◆ TASK DESCRIPTION:
Return each line holding the string "label".
── AVAILABLE RECORDS ──
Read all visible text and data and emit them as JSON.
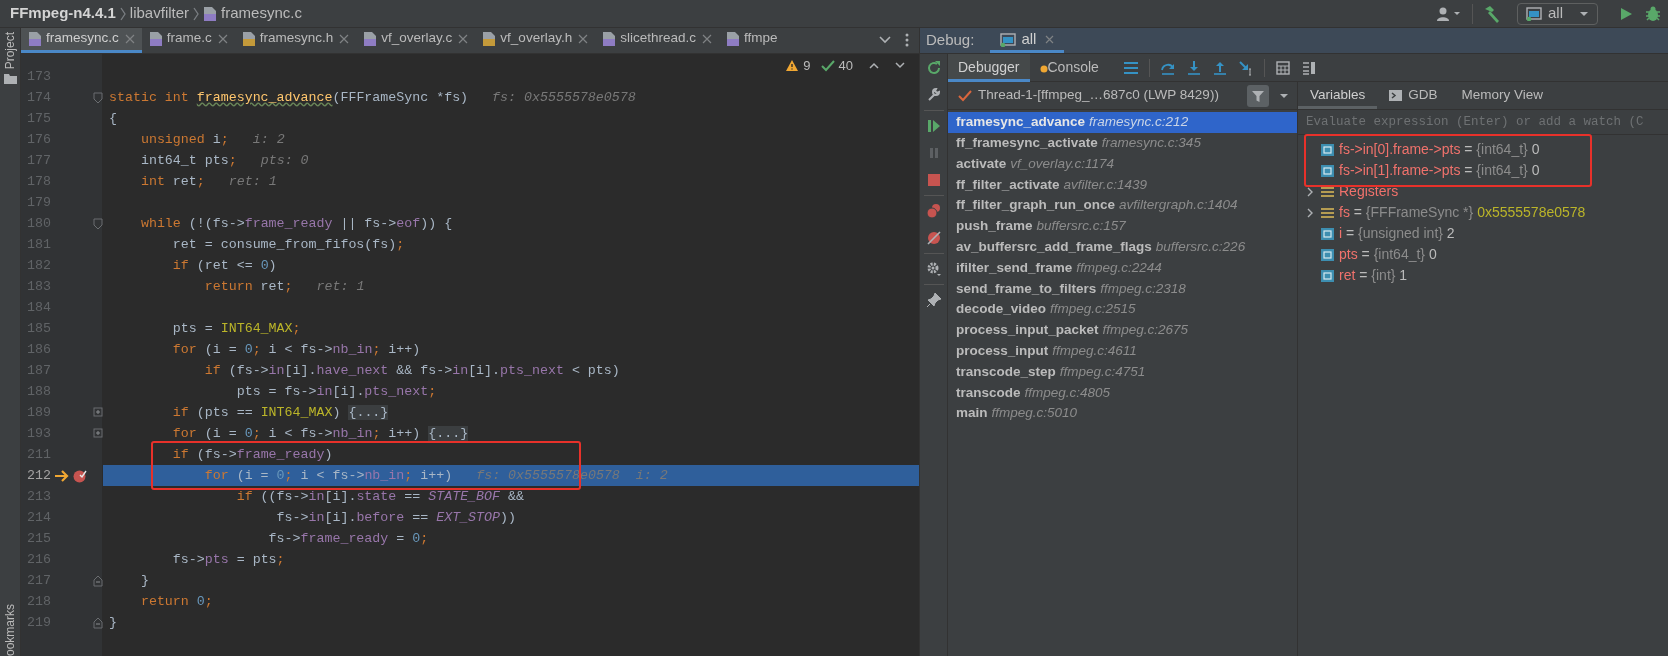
{
  "breadcrumb": [
    {
      "kind": "project",
      "text": "FFmpeg-n4.4.1"
    },
    {
      "kind": "folder",
      "text": "libavfilter"
    },
    {
      "kind": "file",
      "text": "framesync.c"
    }
  ],
  "toolbar": {
    "run_configuration": "all"
  },
  "side_strip": {
    "top": "Project",
    "bottom": "ookmarks"
  },
  "editor": {
    "tabs": [
      {
        "label": "framesync.c",
        "kind": "c",
        "selected": true
      },
      {
        "label": "frame.c",
        "kind": "c",
        "selected": false
      },
      {
        "label": "framesync.h",
        "kind": "h",
        "selected": false
      },
      {
        "label": "vf_overlay.c",
        "kind": "c",
        "selected": false
      },
      {
        "label": "vf_overlay.h",
        "kind": "h",
        "selected": false
      },
      {
        "label": "slicethread.c",
        "kind": "c",
        "selected": false
      },
      {
        "label": "ffmpe",
        "kind": "c",
        "selected": false
      }
    ],
    "inspections": {
      "warnings": "9",
      "passed": "40"
    },
    "lines": [
      {
        "number": "173"
      },
      {
        "number": "174",
        "foldable": true,
        "segments": [
          {
            "kind": "keyword",
            "text": "static int "
          },
          {
            "kind": "function",
            "text": "framesync_advance"
          },
          {
            "kind": "plain",
            "text": "(FFFrameSync *fs)"
          }
        ],
        "hints": [
          "fs: 0x5555578e0578"
        ]
      },
      {
        "number": "175",
        "segments": [
          {
            "kind": "plain",
            "text": "{"
          }
        ]
      },
      {
        "number": "176",
        "segments": [
          {
            "kind": "keyword",
            "text": "    unsigned"
          },
          {
            "kind": "plain",
            "text": " i"
          },
          {
            "kind": "punctuation",
            "text": ";"
          }
        ],
        "hints": [
          "i: 2"
        ]
      },
      {
        "number": "177",
        "segments": [
          {
            "kind": "plain",
            "text": "    int64_t pts"
          },
          {
            "kind": "punctuation",
            "text": ";"
          }
        ],
        "hints": [
          "pts: 0"
        ]
      },
      {
        "number": "178",
        "segments": [
          {
            "kind": "keyword",
            "text": "    int"
          },
          {
            "kind": "plain",
            "text": " ret"
          },
          {
            "kind": "punctuation",
            "text": ";"
          }
        ],
        "hints": [
          "ret: 1"
        ]
      },
      {
        "number": "179"
      },
      {
        "number": "180",
        "foldable": true,
        "segments": [
          {
            "kind": "keyword",
            "text": "    while"
          },
          {
            "kind": "plain",
            "text": " (!(fs->"
          },
          {
            "kind": "field",
            "text": "frame_ready"
          },
          {
            "kind": "plain",
            "text": " || fs->"
          },
          {
            "kind": "field",
            "text": "eof"
          },
          {
            "kind": "plain",
            "text": ")) {"
          }
        ]
      },
      {
        "number": "181",
        "segments": [
          {
            "kind": "plain",
            "text": "        ret = consume_from_fifos(fs)"
          },
          {
            "kind": "punctuation",
            "text": ";"
          }
        ]
      },
      {
        "number": "182",
        "segments": [
          {
            "kind": "keyword",
            "text": "        if"
          },
          {
            "kind": "plain",
            "text": " (ret <= "
          },
          {
            "kind": "number",
            "text": "0"
          },
          {
            "kind": "plain",
            "text": ")"
          }
        ]
      },
      {
        "number": "183",
        "segments": [
          {
            "kind": "keyword",
            "text": "            return"
          },
          {
            "kind": "plain",
            "text": " ret"
          },
          {
            "kind": "punctuation",
            "text": ";"
          }
        ],
        "hints": [
          "ret: 1"
        ]
      },
      {
        "number": "184"
      },
      {
        "number": "185",
        "segments": [
          {
            "kind": "plain",
            "text": "        pts = "
          },
          {
            "kind": "macro",
            "text": "INT64_MAX"
          },
          {
            "kind": "punctuation",
            "text": ";"
          }
        ]
      },
      {
        "number": "186",
        "segments": [
          {
            "kind": "keyword",
            "text": "        for"
          },
          {
            "kind": "plain",
            "text": " (i = "
          },
          {
            "kind": "number",
            "text": "0"
          },
          {
            "kind": "punctuation",
            "text": ";"
          },
          {
            "kind": "plain",
            "text": " i < fs->"
          },
          {
            "kind": "field",
            "text": "nb_in"
          },
          {
            "kind": "punctuation",
            "text": ";"
          },
          {
            "kind": "plain",
            "text": " i++)"
          }
        ]
      },
      {
        "number": "187",
        "segments": [
          {
            "kind": "keyword",
            "text": "            if"
          },
          {
            "kind": "plain",
            "text": " (fs->"
          },
          {
            "kind": "field",
            "text": "in"
          },
          {
            "kind": "plain",
            "text": "[i]."
          },
          {
            "kind": "field",
            "text": "have_next"
          },
          {
            "kind": "plain",
            "text": " && fs->"
          },
          {
            "kind": "field",
            "text": "in"
          },
          {
            "kind": "plain",
            "text": "[i]."
          },
          {
            "kind": "field",
            "text": "pts_next"
          },
          {
            "kind": "plain",
            "text": " < pts)"
          }
        ]
      },
      {
        "number": "188",
        "segments": [
          {
            "kind": "plain",
            "text": "                pts = fs->"
          },
          {
            "kind": "field",
            "text": "in"
          },
          {
            "kind": "plain",
            "text": "[i]."
          },
          {
            "kind": "field",
            "text": "pts_next"
          },
          {
            "kind": "punctuation",
            "text": ";"
          }
        ]
      },
      {
        "number": "189",
        "collapsed": true,
        "segments": [
          {
            "kind": "keyword",
            "text": "        if"
          },
          {
            "kind": "plain",
            "text": " (pts == "
          },
          {
            "kind": "macro",
            "text": "INT64_MAX"
          },
          {
            "kind": "plain",
            "text": ") "
          },
          {
            "kind": "folded",
            "text": "{...}"
          }
        ]
      },
      {
        "number": "193",
        "collapsed": true,
        "segments": [
          {
            "kind": "keyword",
            "text": "        for"
          },
          {
            "kind": "plain",
            "text": " (i = "
          },
          {
            "kind": "number",
            "text": "0"
          },
          {
            "kind": "punctuation",
            "text": ";"
          },
          {
            "kind": "plain",
            "text": " i < fs->"
          },
          {
            "kind": "field",
            "text": "nb_in"
          },
          {
            "kind": "punctuation",
            "text": ";"
          },
          {
            "kind": "plain",
            "text": " i++) "
          },
          {
            "kind": "folded",
            "text": "{...}"
          }
        ]
      },
      {
        "number": "211",
        "boxed": true,
        "segments": [
          {
            "kind": "keyword",
            "text": "        if"
          },
          {
            "kind": "plain",
            "text": " (fs->"
          },
          {
            "kind": "field",
            "text": "frame_ready"
          },
          {
            "kind": "plain",
            "text": ")"
          }
        ]
      },
      {
        "number": "212",
        "boxed": true,
        "current": true,
        "breakpoint": true,
        "segments": [
          {
            "kind": "keyword",
            "text": "            for"
          },
          {
            "kind": "plain",
            "text": " (i = "
          },
          {
            "kind": "number",
            "text": "0"
          },
          {
            "kind": "punctuation",
            "text": ";"
          },
          {
            "kind": "plain",
            "text": " i < fs->"
          },
          {
            "kind": "field",
            "text": "nb_in"
          },
          {
            "kind": "punctuation",
            "text": ";"
          },
          {
            "kind": "plain",
            "text": " i++)"
          }
        ],
        "hints": [
          "fs: 0x5555578e0578",
          "i: 2"
        ]
      },
      {
        "number": "213",
        "segments": [
          {
            "kind": "keyword",
            "text": "                if"
          },
          {
            "kind": "plain",
            "text": " ((fs->"
          },
          {
            "kind": "field",
            "text": "in"
          },
          {
            "kind": "plain",
            "text": "[i]."
          },
          {
            "kind": "field",
            "text": "state"
          },
          {
            "kind": "plain",
            "text": " == "
          },
          {
            "kind": "enum",
            "text": "STATE_BOF"
          },
          {
            "kind": "plain",
            "text": " &&"
          }
        ]
      },
      {
        "number": "214",
        "segments": [
          {
            "kind": "plain",
            "text": "                     fs->"
          },
          {
            "kind": "field",
            "text": "in"
          },
          {
            "kind": "plain",
            "text": "[i]."
          },
          {
            "kind": "field",
            "text": "before"
          },
          {
            "kind": "plain",
            "text": " == "
          },
          {
            "kind": "enum",
            "text": "EXT_STOP"
          },
          {
            "kind": "plain",
            "text": "))"
          }
        ]
      },
      {
        "number": "215",
        "segments": [
          {
            "kind": "plain",
            "text": "                    fs->"
          },
          {
            "kind": "field",
            "text": "frame_ready"
          },
          {
            "kind": "plain",
            "text": " = "
          },
          {
            "kind": "number",
            "text": "0"
          },
          {
            "kind": "punctuation",
            "text": ";"
          }
        ]
      },
      {
        "number": "216",
        "segments": [
          {
            "kind": "plain",
            "text": "        fs->"
          },
          {
            "kind": "field",
            "text": "pts"
          },
          {
            "kind": "plain",
            "text": " = pts"
          },
          {
            "kind": "punctuation",
            "text": ";"
          }
        ]
      },
      {
        "number": "217",
        "block_end": true,
        "segments": [
          {
            "kind": "plain",
            "text": "    }"
          }
        ]
      },
      {
        "number": "218",
        "segments": [
          {
            "kind": "keyword",
            "text": "    return"
          },
          {
            "kind": "number",
            "text": " 0"
          },
          {
            "kind": "punctuation",
            "text": ";"
          }
        ]
      },
      {
        "number": "219",
        "block_end": true,
        "segments": [
          {
            "kind": "plain",
            "text": "}"
          }
        ]
      }
    ]
  },
  "debug": {
    "title": "Debug:",
    "session_tab": "all",
    "tabs": [
      {
        "label": "Debugger",
        "selected": true
      },
      {
        "label": "Console",
        "selected": false
      }
    ],
    "thread": "Thread-1-[ffmpeg_…687c0 (LWP 8429))",
    "frames": [
      {
        "function": "framesync_advance",
        "location": "framesync.c:212",
        "selected": true
      },
      {
        "function": "ff_framesync_activate",
        "location": "framesync.c:345",
        "selected": false
      },
      {
        "function": "activate",
        "location": "vf_overlay.c:1174",
        "selected": false
      },
      {
        "function": "ff_filter_activate",
        "location": "avfilter.c:1439",
        "selected": false
      },
      {
        "function": "ff_filter_graph_run_once",
        "location": "avfiltergraph.c:1404",
        "selected": false
      },
      {
        "function": "push_frame",
        "location": "buffersrc.c:157",
        "selected": false
      },
      {
        "function": "av_buffersrc_add_frame_flags",
        "location": "buffersrc.c:226",
        "selected": false
      },
      {
        "function": "ifilter_send_frame",
        "location": "ffmpeg.c:2244",
        "selected": false
      },
      {
        "function": "send_frame_to_filters",
        "location": "ffmpeg.c:2318",
        "selected": false
      },
      {
        "function": "decode_video",
        "location": "ffmpeg.c:2515",
        "selected": false
      },
      {
        "function": "process_input_packet",
        "location": "ffmpeg.c:2675",
        "selected": false
      },
      {
        "function": "process_input",
        "location": "ffmpeg.c:4611",
        "selected": false
      },
      {
        "function": "transcode_step",
        "location": "ffmpeg.c:4751",
        "selected": false
      },
      {
        "function": "transcode",
        "location": "ffmpeg.c:4805",
        "selected": false
      },
      {
        "function": "main",
        "location": "ffmpeg.c:5010",
        "selected": false
      }
    ],
    "variable_tabs": [
      {
        "label": "Variables",
        "kind": "variables",
        "selected": true
      },
      {
        "label": "GDB",
        "kind": "console",
        "selected": false
      },
      {
        "label": "Memory View",
        "kind": "memory",
        "selected": false
      }
    ],
    "evaluate_placeholder": "Evaluate expression (Enter) or add a watch (C",
    "variables": [
      {
        "kind": "watch",
        "name": "fs->in[0].frame->pts",
        "operator": "=",
        "type": "{int64_t}",
        "value": "0",
        "boxed": true
      },
      {
        "kind": "watch",
        "name": "fs->in[1].frame->pts",
        "operator": "=",
        "type": "{int64_t}",
        "value": "0",
        "boxed": true
      },
      {
        "kind": "group",
        "name": "Registers"
      },
      {
        "kind": "pointer",
        "name": "fs",
        "operator": "=",
        "type": "{FFFrameSync *}",
        "value": "0x5555578e0578"
      },
      {
        "kind": "value",
        "name": "i",
        "operator": "=",
        "type": "{unsigned int}",
        "value": "2"
      },
      {
        "kind": "value",
        "name": "pts",
        "operator": "=",
        "type": "{int64_t}",
        "value": "0"
      },
      {
        "kind": "value",
        "name": "ret",
        "operator": "=",
        "type": "{int}",
        "value": "1"
      }
    ]
  }
}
───
◆ ANSWER IN FULL:
        "label": "framesync.c",
        "label": "frame.c",
        "label": "framesync.h",
        "label": "vf_overlay.c",
        "label": "vf_overlay.h",
        "label": "slicethread.c",
        "label": "ffmpe",
        "label": "Debugger",
        "label": "Console",
        "label": "Variables",
        "label": "GDB",
        "label": "Memory View",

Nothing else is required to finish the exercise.